(Entries from a visual dataset)
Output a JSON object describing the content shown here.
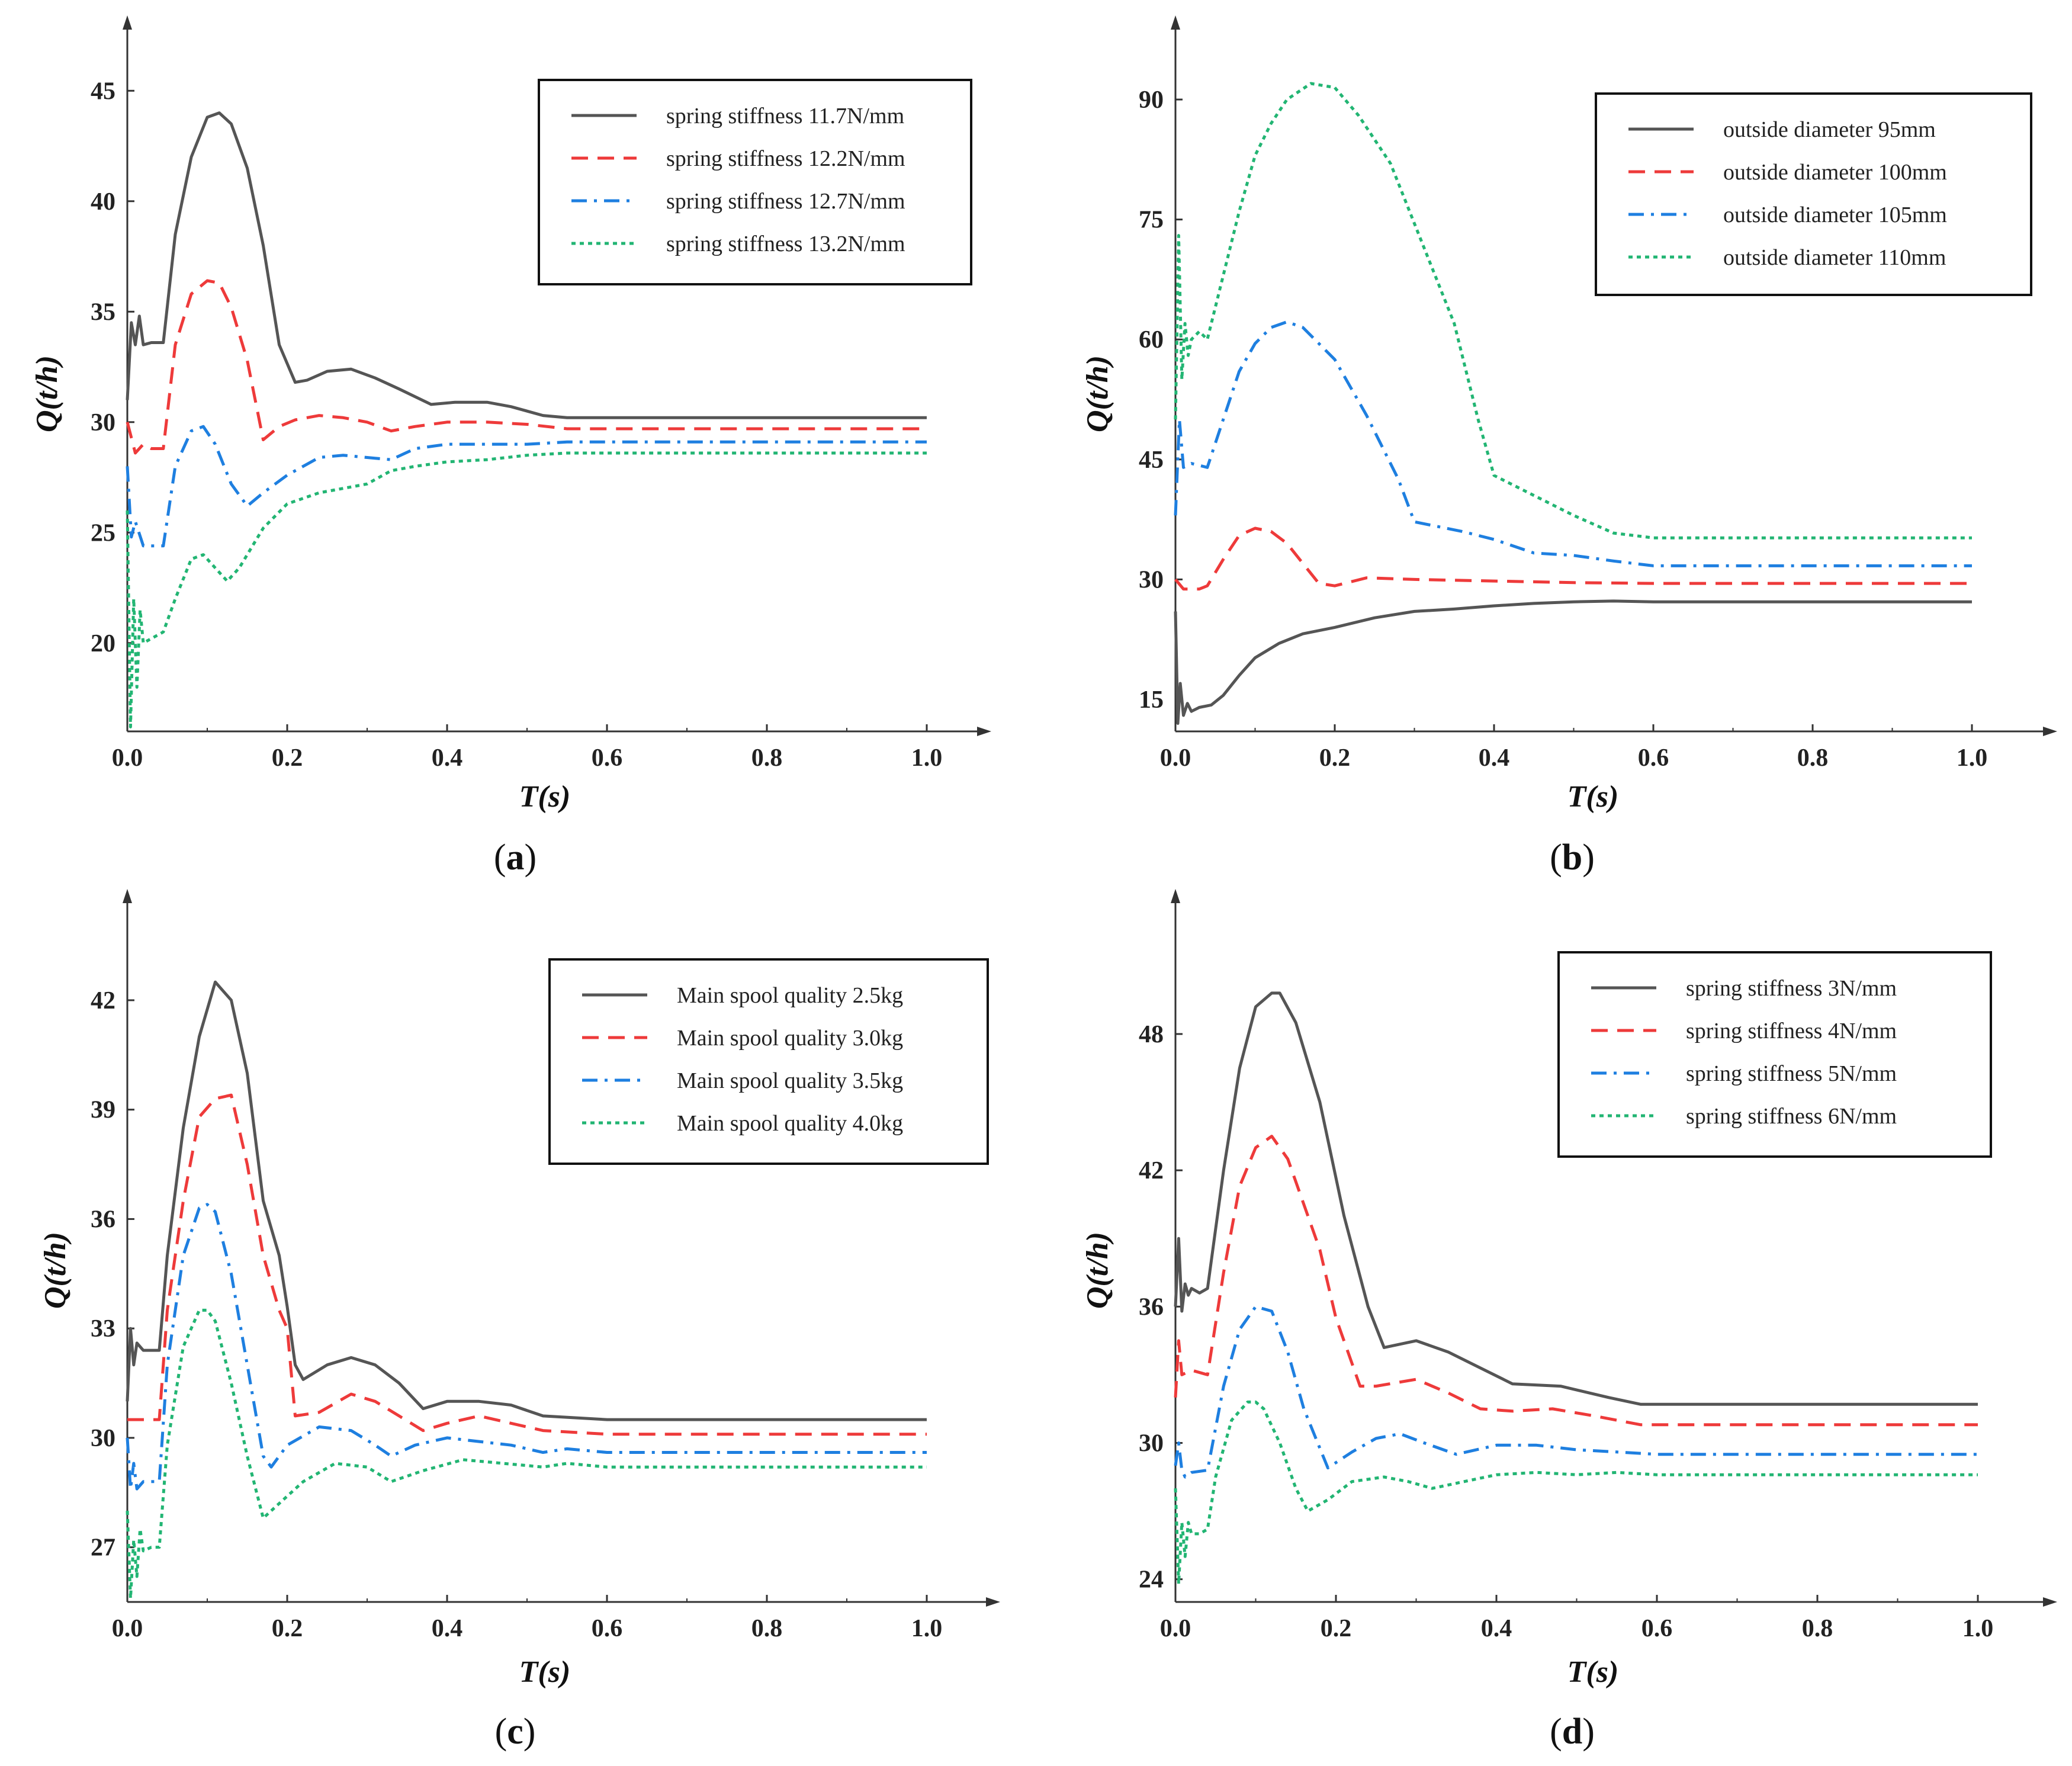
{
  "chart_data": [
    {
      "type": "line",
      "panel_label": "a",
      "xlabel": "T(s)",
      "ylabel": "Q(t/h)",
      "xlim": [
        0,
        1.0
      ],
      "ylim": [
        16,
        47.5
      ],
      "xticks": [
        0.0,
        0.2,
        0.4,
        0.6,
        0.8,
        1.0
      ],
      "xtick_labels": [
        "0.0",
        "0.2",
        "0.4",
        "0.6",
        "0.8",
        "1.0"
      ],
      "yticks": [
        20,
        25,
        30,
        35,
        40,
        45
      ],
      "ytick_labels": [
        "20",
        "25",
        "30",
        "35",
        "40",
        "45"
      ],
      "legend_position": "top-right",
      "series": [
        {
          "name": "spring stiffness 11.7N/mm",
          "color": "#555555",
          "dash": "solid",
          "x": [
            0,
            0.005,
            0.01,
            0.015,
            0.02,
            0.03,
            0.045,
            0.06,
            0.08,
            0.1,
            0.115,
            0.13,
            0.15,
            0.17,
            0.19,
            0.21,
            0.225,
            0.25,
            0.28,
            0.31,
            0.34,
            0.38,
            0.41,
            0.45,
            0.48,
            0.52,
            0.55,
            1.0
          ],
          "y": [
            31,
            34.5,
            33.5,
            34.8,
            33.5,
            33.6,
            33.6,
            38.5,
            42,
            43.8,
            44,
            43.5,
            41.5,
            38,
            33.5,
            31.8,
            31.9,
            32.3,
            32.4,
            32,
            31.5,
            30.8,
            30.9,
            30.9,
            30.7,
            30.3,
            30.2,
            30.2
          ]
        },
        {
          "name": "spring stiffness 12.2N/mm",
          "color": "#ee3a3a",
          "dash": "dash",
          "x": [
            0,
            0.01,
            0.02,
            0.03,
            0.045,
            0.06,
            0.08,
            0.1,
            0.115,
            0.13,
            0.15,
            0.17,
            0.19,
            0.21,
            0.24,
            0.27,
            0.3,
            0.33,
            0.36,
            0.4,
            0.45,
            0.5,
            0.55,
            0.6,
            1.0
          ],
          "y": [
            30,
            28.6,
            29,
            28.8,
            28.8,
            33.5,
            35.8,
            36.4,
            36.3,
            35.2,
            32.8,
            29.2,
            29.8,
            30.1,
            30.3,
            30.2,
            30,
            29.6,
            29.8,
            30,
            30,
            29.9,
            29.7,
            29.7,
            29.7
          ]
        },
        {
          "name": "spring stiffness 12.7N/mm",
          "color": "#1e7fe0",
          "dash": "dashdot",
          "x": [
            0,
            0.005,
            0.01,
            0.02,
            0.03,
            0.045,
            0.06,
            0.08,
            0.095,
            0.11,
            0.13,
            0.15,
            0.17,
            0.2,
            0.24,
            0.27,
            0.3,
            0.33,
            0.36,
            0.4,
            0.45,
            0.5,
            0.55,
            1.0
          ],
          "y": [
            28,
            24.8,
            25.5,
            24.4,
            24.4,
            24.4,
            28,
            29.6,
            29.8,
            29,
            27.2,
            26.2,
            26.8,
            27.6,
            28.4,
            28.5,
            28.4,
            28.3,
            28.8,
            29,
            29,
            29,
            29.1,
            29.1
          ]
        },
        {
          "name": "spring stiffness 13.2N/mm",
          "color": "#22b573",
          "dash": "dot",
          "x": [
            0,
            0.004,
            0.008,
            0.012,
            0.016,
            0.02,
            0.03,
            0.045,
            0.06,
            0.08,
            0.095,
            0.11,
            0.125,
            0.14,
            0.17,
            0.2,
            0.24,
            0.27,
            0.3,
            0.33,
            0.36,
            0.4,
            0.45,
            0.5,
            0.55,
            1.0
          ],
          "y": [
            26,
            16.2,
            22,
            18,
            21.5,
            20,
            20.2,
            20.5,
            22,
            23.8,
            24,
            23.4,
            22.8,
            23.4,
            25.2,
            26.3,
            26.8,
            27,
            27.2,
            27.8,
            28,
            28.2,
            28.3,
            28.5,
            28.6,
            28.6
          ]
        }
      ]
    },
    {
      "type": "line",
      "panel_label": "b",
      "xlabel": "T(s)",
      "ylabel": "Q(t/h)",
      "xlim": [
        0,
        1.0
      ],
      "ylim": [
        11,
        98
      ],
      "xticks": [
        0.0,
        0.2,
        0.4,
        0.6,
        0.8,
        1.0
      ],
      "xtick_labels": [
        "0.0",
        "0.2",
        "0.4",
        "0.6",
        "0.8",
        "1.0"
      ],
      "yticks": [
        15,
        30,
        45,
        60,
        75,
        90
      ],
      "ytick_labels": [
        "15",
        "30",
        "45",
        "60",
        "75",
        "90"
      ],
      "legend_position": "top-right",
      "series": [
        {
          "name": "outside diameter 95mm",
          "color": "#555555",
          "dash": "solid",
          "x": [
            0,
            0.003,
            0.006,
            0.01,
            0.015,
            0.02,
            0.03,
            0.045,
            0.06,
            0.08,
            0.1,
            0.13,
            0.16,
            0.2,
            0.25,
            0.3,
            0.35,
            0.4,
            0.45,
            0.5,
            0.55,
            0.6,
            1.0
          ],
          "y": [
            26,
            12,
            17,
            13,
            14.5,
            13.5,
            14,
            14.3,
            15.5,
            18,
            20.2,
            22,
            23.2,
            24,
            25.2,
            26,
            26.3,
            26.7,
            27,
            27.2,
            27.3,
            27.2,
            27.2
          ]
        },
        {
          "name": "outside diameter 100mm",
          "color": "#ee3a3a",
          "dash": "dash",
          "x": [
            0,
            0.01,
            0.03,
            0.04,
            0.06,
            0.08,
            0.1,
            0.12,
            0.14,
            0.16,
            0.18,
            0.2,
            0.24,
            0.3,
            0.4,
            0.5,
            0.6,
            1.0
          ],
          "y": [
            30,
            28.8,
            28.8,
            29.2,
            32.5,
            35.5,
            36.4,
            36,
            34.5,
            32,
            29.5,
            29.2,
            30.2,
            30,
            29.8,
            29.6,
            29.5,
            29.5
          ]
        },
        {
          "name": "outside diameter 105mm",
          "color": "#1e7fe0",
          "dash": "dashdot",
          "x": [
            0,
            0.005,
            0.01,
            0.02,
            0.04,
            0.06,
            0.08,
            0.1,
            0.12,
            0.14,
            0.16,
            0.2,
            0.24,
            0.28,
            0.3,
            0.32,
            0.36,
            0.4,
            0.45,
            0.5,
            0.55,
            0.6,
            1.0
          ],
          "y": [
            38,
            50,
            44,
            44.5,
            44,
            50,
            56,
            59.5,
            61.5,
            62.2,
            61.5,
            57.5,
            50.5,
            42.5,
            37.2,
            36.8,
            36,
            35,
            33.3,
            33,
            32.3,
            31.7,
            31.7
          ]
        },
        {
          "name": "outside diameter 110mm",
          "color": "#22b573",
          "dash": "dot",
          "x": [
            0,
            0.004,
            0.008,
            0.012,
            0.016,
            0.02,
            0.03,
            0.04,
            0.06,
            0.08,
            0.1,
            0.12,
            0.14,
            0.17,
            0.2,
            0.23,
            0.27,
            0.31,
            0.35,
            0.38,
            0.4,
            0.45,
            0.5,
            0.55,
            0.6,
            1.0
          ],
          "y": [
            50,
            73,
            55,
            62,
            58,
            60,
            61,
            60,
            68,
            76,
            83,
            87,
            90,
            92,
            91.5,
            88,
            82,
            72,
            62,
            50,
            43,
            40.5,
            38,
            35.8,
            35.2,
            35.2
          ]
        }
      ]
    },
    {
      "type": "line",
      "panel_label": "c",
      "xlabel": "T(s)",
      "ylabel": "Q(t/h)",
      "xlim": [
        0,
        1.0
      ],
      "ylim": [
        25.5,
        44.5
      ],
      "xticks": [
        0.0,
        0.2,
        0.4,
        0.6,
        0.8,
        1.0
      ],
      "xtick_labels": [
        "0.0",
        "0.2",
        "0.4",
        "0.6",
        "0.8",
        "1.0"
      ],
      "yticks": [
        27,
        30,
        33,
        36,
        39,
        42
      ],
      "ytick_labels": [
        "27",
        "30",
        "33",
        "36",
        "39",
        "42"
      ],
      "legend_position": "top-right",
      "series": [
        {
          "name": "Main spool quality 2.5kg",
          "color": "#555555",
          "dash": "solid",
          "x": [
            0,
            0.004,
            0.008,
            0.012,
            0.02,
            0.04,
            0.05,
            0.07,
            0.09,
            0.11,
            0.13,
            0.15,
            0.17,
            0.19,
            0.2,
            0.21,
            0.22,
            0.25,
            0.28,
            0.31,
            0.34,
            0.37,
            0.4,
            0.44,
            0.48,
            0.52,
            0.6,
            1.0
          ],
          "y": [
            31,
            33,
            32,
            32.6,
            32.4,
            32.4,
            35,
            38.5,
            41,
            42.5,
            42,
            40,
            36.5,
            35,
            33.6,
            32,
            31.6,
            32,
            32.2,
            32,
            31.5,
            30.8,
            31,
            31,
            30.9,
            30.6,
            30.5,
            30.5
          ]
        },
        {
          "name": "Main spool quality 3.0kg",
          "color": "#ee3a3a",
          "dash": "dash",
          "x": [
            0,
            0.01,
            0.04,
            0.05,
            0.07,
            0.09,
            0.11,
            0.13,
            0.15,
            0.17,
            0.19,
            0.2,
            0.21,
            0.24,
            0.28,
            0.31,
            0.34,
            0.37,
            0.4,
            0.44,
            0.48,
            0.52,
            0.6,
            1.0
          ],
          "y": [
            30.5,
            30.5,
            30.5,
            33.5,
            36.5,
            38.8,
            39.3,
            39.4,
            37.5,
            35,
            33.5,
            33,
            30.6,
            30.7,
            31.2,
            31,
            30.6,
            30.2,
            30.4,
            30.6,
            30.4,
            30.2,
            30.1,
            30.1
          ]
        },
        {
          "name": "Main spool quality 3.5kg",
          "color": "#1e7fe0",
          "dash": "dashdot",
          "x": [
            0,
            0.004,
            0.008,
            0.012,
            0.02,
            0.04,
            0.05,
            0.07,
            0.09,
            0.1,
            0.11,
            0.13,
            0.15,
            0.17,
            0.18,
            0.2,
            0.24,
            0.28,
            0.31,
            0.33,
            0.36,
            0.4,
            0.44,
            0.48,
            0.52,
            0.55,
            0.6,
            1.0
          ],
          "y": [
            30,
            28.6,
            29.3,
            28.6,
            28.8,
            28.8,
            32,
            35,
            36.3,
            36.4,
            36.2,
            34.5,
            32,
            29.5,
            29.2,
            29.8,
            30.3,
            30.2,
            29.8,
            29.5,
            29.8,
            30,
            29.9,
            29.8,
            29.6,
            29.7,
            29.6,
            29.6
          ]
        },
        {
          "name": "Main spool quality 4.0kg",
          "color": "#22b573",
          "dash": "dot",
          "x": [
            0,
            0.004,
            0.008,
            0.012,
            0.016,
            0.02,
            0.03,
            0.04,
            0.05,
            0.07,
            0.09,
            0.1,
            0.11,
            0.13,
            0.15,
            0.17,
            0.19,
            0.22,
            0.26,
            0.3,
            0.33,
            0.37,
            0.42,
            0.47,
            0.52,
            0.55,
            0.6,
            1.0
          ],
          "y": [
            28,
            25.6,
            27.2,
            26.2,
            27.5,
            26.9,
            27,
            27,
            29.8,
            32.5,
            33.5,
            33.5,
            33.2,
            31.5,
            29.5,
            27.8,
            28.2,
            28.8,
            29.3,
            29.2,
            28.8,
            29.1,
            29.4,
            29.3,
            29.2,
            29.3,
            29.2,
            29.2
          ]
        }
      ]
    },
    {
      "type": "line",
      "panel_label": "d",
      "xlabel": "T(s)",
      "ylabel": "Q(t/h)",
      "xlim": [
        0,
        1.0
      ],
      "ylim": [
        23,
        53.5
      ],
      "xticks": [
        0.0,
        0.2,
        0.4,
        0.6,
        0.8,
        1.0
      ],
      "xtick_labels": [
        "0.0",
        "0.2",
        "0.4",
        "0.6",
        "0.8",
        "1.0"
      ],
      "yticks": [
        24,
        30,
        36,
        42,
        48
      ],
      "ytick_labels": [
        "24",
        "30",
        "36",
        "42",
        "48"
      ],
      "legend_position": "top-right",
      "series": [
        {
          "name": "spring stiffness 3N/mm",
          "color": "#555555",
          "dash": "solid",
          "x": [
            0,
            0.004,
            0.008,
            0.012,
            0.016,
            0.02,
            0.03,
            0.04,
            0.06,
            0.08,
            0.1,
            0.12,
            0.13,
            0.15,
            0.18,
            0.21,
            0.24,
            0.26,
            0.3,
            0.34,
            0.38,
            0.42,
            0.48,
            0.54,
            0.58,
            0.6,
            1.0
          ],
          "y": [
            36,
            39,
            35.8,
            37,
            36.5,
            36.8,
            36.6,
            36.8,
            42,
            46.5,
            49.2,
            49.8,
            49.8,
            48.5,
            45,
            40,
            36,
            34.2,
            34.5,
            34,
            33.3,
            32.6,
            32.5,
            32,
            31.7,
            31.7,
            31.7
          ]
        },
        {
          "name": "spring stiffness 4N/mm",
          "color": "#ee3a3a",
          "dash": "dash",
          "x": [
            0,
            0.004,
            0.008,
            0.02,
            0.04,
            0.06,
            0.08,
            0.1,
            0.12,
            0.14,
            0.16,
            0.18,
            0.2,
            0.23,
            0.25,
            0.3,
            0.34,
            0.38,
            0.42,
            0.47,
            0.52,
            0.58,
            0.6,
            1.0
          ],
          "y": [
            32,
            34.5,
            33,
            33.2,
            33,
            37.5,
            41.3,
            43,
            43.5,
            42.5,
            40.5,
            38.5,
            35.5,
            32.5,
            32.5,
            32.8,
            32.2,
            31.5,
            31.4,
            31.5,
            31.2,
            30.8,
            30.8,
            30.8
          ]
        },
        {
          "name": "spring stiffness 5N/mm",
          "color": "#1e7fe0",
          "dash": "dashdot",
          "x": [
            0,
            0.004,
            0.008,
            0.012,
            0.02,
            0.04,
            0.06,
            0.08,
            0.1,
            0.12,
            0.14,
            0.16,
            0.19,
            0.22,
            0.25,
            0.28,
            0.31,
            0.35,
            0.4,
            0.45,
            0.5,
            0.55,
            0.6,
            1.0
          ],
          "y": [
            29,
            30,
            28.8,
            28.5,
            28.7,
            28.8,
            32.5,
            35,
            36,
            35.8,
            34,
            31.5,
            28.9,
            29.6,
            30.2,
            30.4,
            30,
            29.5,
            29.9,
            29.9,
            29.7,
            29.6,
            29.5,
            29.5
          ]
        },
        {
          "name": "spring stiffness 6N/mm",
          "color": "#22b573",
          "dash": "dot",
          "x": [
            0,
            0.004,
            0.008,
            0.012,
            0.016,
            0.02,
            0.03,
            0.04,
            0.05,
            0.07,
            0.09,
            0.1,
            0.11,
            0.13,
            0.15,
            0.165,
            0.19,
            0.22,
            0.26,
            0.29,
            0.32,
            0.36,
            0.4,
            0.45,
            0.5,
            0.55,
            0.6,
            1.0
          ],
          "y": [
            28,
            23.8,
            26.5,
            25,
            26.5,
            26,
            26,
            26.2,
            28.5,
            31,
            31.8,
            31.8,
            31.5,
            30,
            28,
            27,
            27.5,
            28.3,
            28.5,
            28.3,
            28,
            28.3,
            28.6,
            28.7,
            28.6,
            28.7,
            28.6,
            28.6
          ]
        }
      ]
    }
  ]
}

- Instructions to follow
Show all lines above holding "quality".

- Answer to this exercise
          "name": "Main spool quality 2.5kg",
          "name": "Main spool quality 3.0kg",
          "name": "Main spool quality 3.5kg",
          "name": "Main spool quality 4.0kg",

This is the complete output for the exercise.